◆ **PROBLEM**: From the listing below, extract every line in which the word "JSON" appears.
********
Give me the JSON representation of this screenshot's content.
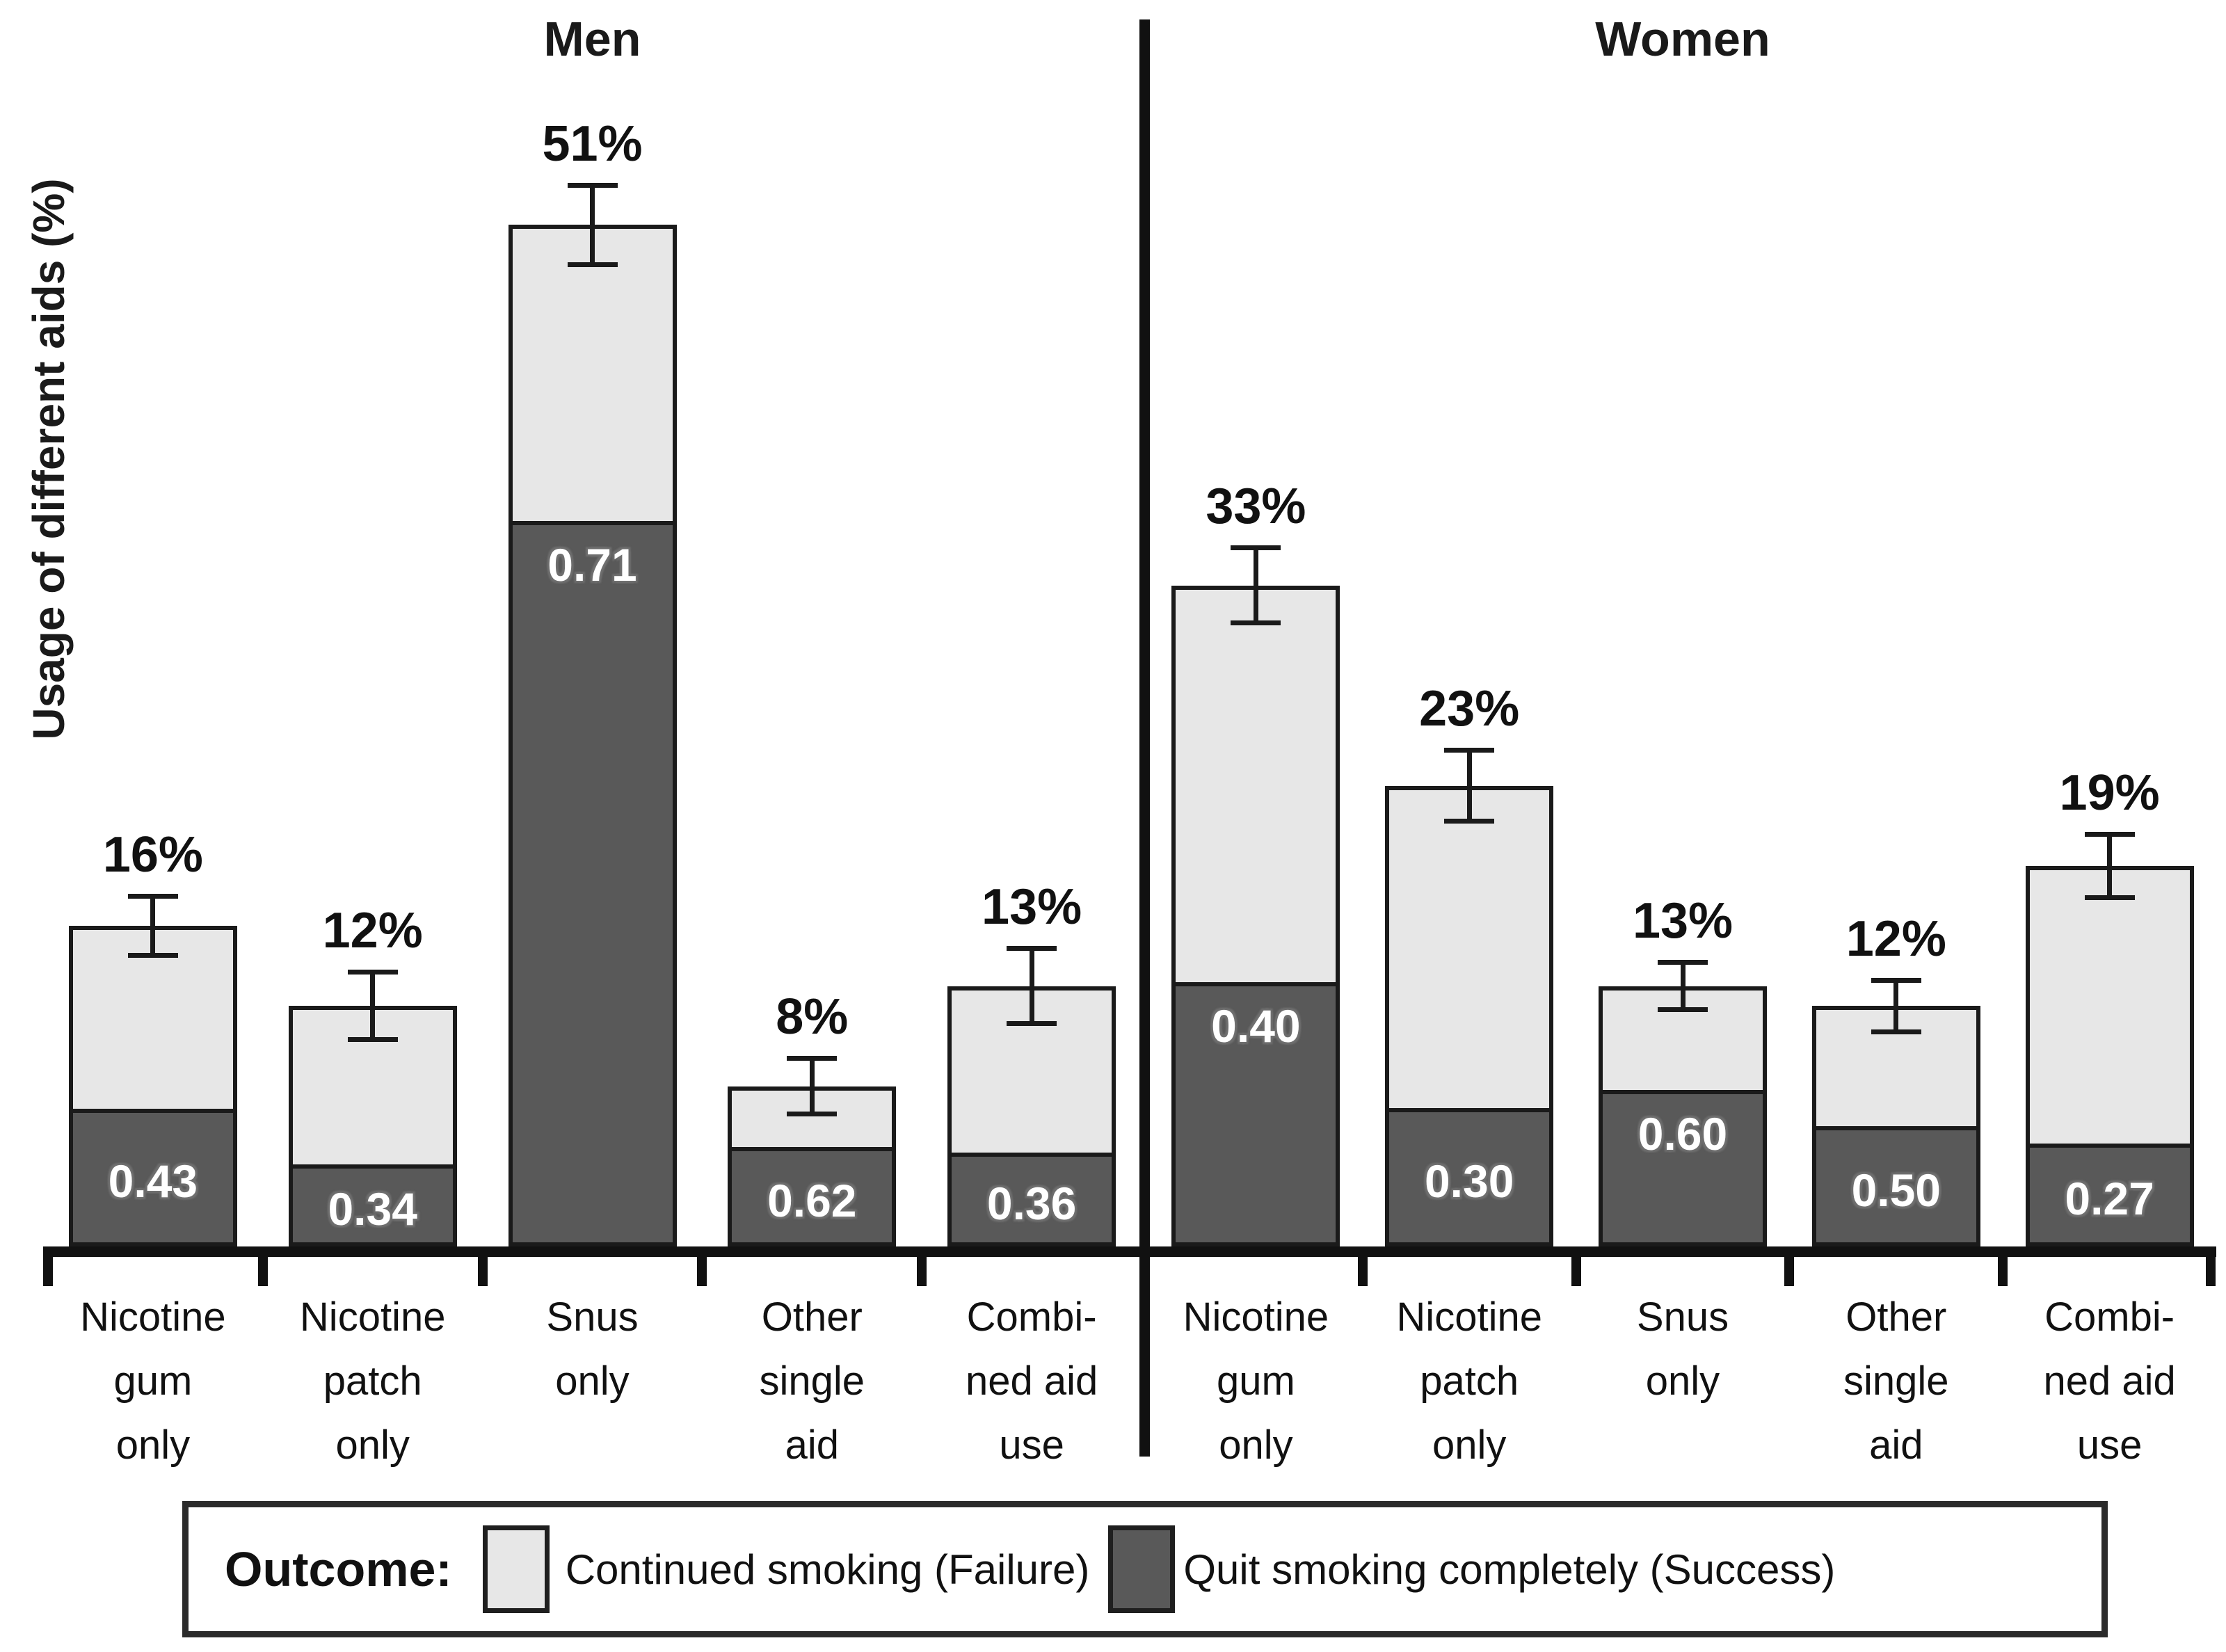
{
  "figure": {
    "ylabel": "Usage of different aids (%)",
    "panel_titles": {
      "left": "Men",
      "right": "Women"
    },
    "legend": {
      "title": "Outcome:",
      "items": [
        {
          "key": "failure",
          "label": "Continued smoking (Failure)",
          "color": "#e7e7e7"
        },
        {
          "key": "success",
          "label": "Quit smoking completely (Success)",
          "color": "#595959"
        }
      ]
    }
  },
  "chart_data": {
    "type": "bar",
    "subtype": "stacked",
    "title": "",
    "ylabel": "Usage of different aids (%)",
    "xlabel": "",
    "ylim": [
      0,
      55
    ],
    "grid": false,
    "legend_position": "bottom",
    "categories": [
      "Nicotine gum only",
      "Nicotine patch only",
      "Snus only",
      "Other single aid",
      "Combined aid use"
    ],
    "category_label_lines": [
      [
        "Nicotine",
        "gum",
        "only"
      ],
      [
        "Nicotine",
        "patch",
        "only"
      ],
      [
        "Snus",
        "only"
      ],
      [
        "Other",
        "single",
        "aid"
      ],
      [
        "Combi-",
        "ned aid",
        "use"
      ]
    ],
    "stack_segments": [
      "Quit smoking completely (Success)",
      "Continued smoking (Failure)"
    ],
    "panels": [
      {
        "title": "Men",
        "usage_total_pct": [
          16,
          12,
          51,
          8,
          13
        ],
        "usage_total_labels": [
          "16%",
          "12%",
          "51%",
          "8%",
          "13%"
        ],
        "success_proportion": [
          0.43,
          0.34,
          0.71,
          0.62,
          0.36
        ],
        "success_labels": [
          "0.43",
          "0.34",
          "0.71",
          "0.62",
          "0.36"
        ],
        "error_bars_pct_approx": [
          1.5,
          1.7,
          2.0,
          1.4,
          1.9
        ]
      },
      {
        "title": "Women",
        "usage_total_pct": [
          33,
          23,
          13,
          12,
          19
        ],
        "usage_total_labels": [
          "33%",
          "23%",
          "13%",
          "12%",
          "19%"
        ],
        "success_proportion": [
          0.4,
          0.3,
          0.6,
          0.5,
          0.27
        ],
        "success_labels": [
          "0.40",
          "0.30",
          "0.60",
          "0.50",
          "0.27"
        ],
        "error_bars_pct_approx": [
          1.9,
          1.8,
          1.2,
          1.3,
          1.6
        ]
      }
    ],
    "colors": {
      "failure": "#e7e7e7",
      "success": "#595959",
      "line": "#1a1a1a",
      "background": "#ffffff"
    }
  }
}
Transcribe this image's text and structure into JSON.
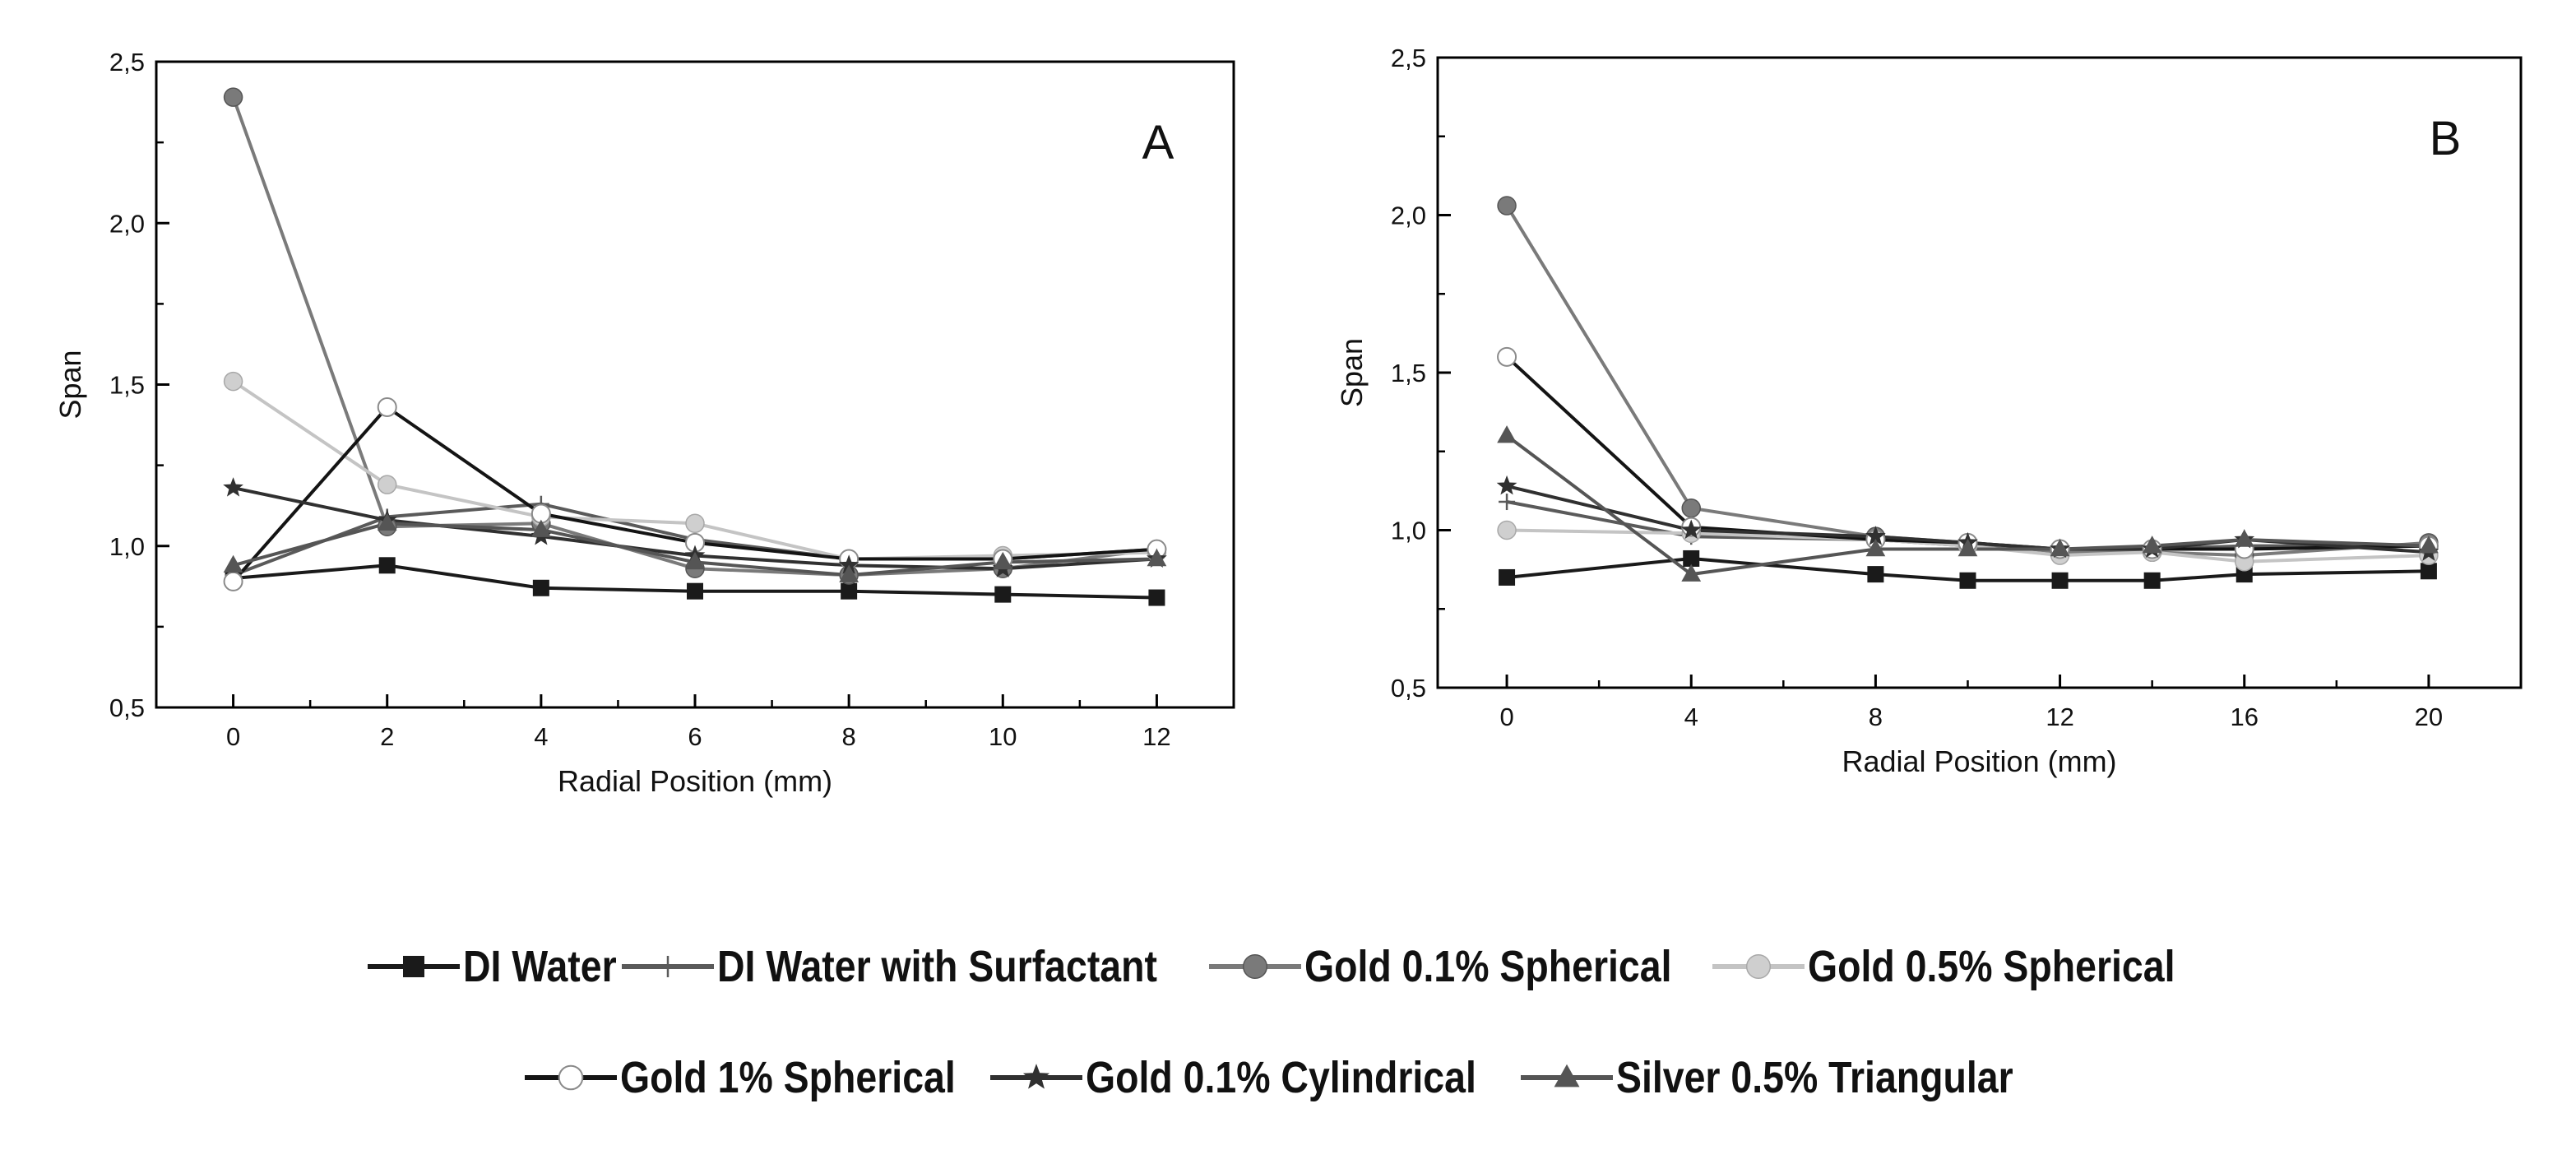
{
  "chart_data": [
    {
      "type": "line",
      "panel_label": "A",
      "xlabel": "Radial Position (mm)",
      "ylabel": "Span",
      "xlim": [
        -1,
        13
      ],
      "ylim": [
        0.5,
        2.5
      ],
      "x_ticks": [
        0,
        2,
        4,
        6,
        8,
        10,
        12
      ],
      "x_tick_labels": [
        "0",
        "2",
        "4",
        "6",
        "8",
        "10",
        "12"
      ],
      "y_ticks": [
        0.5,
        1.0,
        1.5,
        2.0,
        2.5
      ],
      "y_tick_labels": [
        "0,5",
        "1,0",
        "1,5",
        "2,0",
        "2,5"
      ],
      "x": [
        0,
        2,
        4,
        6,
        8,
        10,
        12
      ],
      "series": [
        {
          "name": "DI Water",
          "values": [
            0.9,
            0.94,
            0.87,
            0.86,
            0.86,
            0.85,
            0.84
          ]
        },
        {
          "name": "DI Water with Surfactant",
          "values": [
            0.91,
            1.09,
            1.13,
            1.02,
            0.96,
            0.96,
            0.99
          ]
        },
        {
          "name": "Gold 0.1% Spherical",
          "values": [
            2.39,
            1.06,
            1.07,
            0.93,
            0.91,
            0.93,
            0.99
          ]
        },
        {
          "name": "Gold 0.5% Spherical",
          "values": [
            1.51,
            1.19,
            1.09,
            1.07,
            0.96,
            0.97,
            0.98
          ]
        },
        {
          "name": "Gold 1% Spherical",
          "values": [
            0.89,
            1.43,
            1.1,
            1.01,
            0.96,
            0.96,
            0.99
          ]
        },
        {
          "name": "Gold 0.1% Cylindrical",
          "values": [
            1.18,
            1.08,
            1.03,
            0.97,
            0.94,
            0.93,
            0.96
          ]
        },
        {
          "name": "Silver 0.5% Triangular",
          "values": [
            0.94,
            1.07,
            1.05,
            0.95,
            0.91,
            0.95,
            0.96
          ]
        }
      ]
    },
    {
      "type": "line",
      "panel_label": "B",
      "xlabel": "Radial Position (mm)",
      "ylabel": "Span",
      "xlim": [
        -1.5,
        22
      ],
      "ylim": [
        0.5,
        2.5
      ],
      "x_ticks": [
        0,
        4,
        8,
        12,
        16,
        20
      ],
      "x_tick_labels": [
        "0",
        "4",
        "8",
        "12",
        "16",
        "20"
      ],
      "y_ticks": [
        0.5,
        1.0,
        1.5,
        2.0,
        2.5
      ],
      "y_tick_labels": [
        "0,5",
        "1,0",
        "1,5",
        "2,0",
        "2,5"
      ],
      "x": [
        0,
        4,
        8,
        10,
        12,
        14,
        16,
        20
      ],
      "series": [
        {
          "name": "DI Water",
          "values": [
            0.85,
            0.91,
            0.86,
            0.84,
            0.84,
            0.84,
            0.86,
            0.87
          ]
        },
        {
          "name": "DI Water with Surfactant",
          "values": [
            1.09,
            0.98,
            0.97,
            0.95,
            0.94,
            0.94,
            0.95,
            0.95
          ]
        },
        {
          "name": "Gold 0.1% Spherical",
          "values": [
            2.03,
            1.07,
            0.98,
            0.96,
            0.93,
            0.93,
            0.92,
            0.96
          ]
        },
        {
          "name": "Gold 0.5% Spherical",
          "values": [
            1.0,
            0.99,
            0.97,
            0.95,
            0.92,
            0.93,
            0.9,
            0.92
          ]
        },
        {
          "name": "Gold 1% Spherical",
          "values": [
            1.55,
            1.01,
            0.97,
            0.96,
            0.94,
            0.94,
            0.94,
            0.95
          ]
        },
        {
          "name": "Gold 0.1% Cylindrical",
          "values": [
            1.14,
            1.0,
            0.98,
            0.96,
            0.94,
            0.94,
            0.97,
            0.93
          ]
        },
        {
          "name": "Silver 0.5% Triangular",
          "values": [
            1.3,
            0.86,
            0.94,
            0.94,
            0.94,
            0.95,
            0.97,
            0.95
          ]
        }
      ]
    }
  ],
  "legend": {
    "placement": "bottom",
    "items": [
      {
        "name": "DI Water",
        "color": "#1a1a1a",
        "marker": "square"
      },
      {
        "name": "DI Water with Surfactant",
        "color": "#5a5a5a",
        "marker": "cross"
      },
      {
        "name": "Gold 0.1% Spherical",
        "color": "#7a7a7a",
        "marker": "circle-filled"
      },
      {
        "name": "Gold 0.5% Spherical",
        "color": "#c4c4c4",
        "marker": "circle-light"
      },
      {
        "name": "Gold 1% Spherical",
        "color": "#141414",
        "marker": "circle-open"
      },
      {
        "name": "Gold 0.1% Cylindrical",
        "color": "#303030",
        "marker": "star"
      },
      {
        "name": "Silver 0.5% Triangular",
        "color": "#555555",
        "marker": "triangle"
      }
    ]
  }
}
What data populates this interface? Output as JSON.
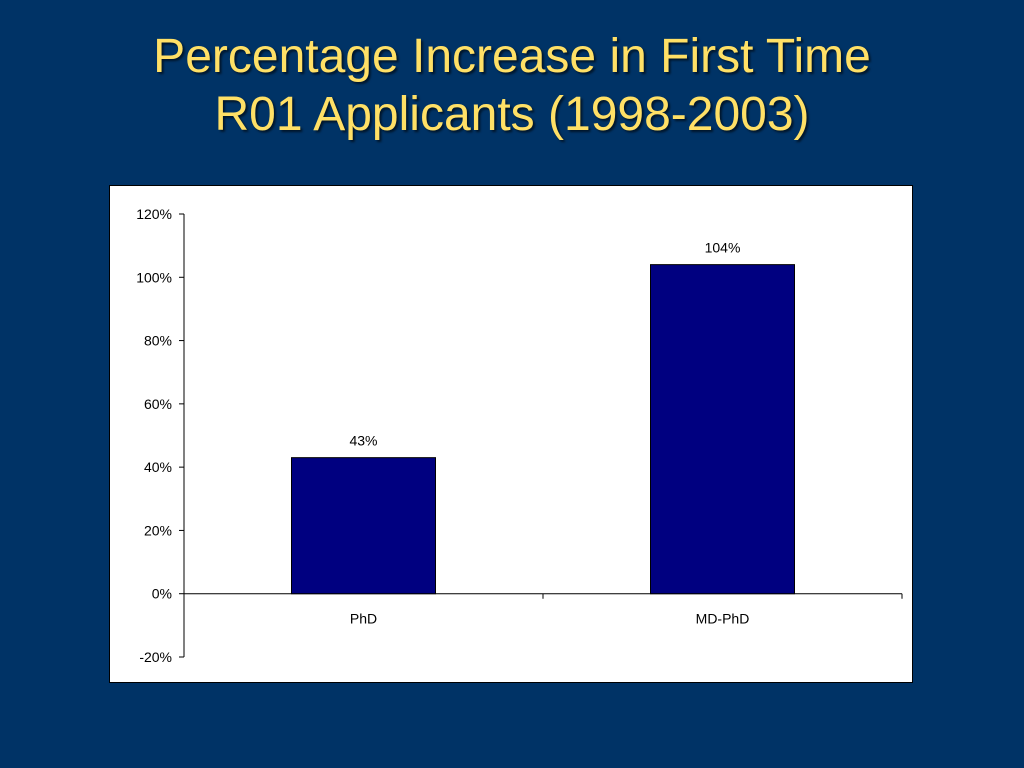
********
◆ **RESULT OF THIS EXERCISE**:
Give me the JSON representation of this screenshot's content.
Transcribe this image's text and structure into JSON.
What data populates this interface? Output as JSON.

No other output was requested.